**Data**
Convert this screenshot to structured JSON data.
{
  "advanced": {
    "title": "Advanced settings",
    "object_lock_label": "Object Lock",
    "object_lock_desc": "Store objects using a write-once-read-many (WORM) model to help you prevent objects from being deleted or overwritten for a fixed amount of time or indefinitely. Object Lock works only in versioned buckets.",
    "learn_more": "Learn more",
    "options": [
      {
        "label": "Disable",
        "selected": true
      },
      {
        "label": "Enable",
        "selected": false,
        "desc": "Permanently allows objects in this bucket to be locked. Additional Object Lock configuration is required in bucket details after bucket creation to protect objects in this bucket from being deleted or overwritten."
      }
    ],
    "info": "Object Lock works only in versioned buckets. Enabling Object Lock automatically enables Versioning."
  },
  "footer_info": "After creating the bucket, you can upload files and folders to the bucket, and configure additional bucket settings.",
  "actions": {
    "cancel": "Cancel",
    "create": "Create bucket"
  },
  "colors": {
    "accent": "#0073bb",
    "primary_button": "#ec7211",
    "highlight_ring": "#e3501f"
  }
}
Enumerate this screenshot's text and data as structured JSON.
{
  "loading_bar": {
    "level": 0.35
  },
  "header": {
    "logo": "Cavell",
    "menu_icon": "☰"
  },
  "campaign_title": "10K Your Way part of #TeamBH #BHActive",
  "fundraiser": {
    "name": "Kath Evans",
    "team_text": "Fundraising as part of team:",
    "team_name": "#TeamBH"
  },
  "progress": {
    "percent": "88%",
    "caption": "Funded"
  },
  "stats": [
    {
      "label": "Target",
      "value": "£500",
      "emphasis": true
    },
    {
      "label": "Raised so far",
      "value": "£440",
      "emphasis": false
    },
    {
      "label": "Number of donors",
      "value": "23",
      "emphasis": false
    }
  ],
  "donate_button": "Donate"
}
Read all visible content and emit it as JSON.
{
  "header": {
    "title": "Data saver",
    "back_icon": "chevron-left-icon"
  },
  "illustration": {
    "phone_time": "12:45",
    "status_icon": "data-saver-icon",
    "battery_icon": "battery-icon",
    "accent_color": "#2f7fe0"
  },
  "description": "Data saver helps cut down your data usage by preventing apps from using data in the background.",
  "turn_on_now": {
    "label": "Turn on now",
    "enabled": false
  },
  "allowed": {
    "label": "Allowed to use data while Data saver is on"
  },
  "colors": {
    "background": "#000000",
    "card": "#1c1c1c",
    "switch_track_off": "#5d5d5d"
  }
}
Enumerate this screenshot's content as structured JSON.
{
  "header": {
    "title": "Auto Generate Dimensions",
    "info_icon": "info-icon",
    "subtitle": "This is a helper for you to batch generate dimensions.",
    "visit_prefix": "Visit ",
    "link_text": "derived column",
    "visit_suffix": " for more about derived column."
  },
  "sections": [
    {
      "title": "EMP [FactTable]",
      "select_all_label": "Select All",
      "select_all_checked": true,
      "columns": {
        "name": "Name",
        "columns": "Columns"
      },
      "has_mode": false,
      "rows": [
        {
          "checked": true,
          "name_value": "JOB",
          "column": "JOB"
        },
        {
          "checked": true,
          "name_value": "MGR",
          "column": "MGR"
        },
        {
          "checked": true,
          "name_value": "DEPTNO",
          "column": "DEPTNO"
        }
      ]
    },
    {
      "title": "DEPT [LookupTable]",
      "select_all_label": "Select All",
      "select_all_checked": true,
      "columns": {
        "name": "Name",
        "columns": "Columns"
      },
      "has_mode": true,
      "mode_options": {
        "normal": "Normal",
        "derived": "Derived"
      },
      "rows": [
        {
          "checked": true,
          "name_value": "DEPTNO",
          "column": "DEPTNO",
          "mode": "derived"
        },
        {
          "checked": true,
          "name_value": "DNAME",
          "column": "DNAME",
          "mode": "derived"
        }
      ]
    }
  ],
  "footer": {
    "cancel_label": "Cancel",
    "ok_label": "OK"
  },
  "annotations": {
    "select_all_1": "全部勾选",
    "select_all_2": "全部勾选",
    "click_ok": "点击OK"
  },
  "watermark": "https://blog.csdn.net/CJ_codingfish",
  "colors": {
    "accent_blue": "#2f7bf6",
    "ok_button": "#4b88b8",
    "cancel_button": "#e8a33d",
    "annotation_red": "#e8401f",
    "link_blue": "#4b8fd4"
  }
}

**Objective**
Find "Lock". Copy every line it occurs in.

**Answer below**
    "object_lock_label": "Object Lock",
    "object_lock_desc": "Store objects using a write-once-read-many (WORM) model to help you prevent objects from being deleted or overwritten for a fixed amount of time or indefinitely. Object Lock works only in versioned buckets.",
        "desc": "Permanently allows objects in this bucket to be locked. Additional Object Lock configuration is required in bucket details after bucket creation to protect objects in this bucket from being deleted or overwritten."
    "info": "Object Lock works only in versioned buckets. Enabling Object Lock automatically enables Versioning."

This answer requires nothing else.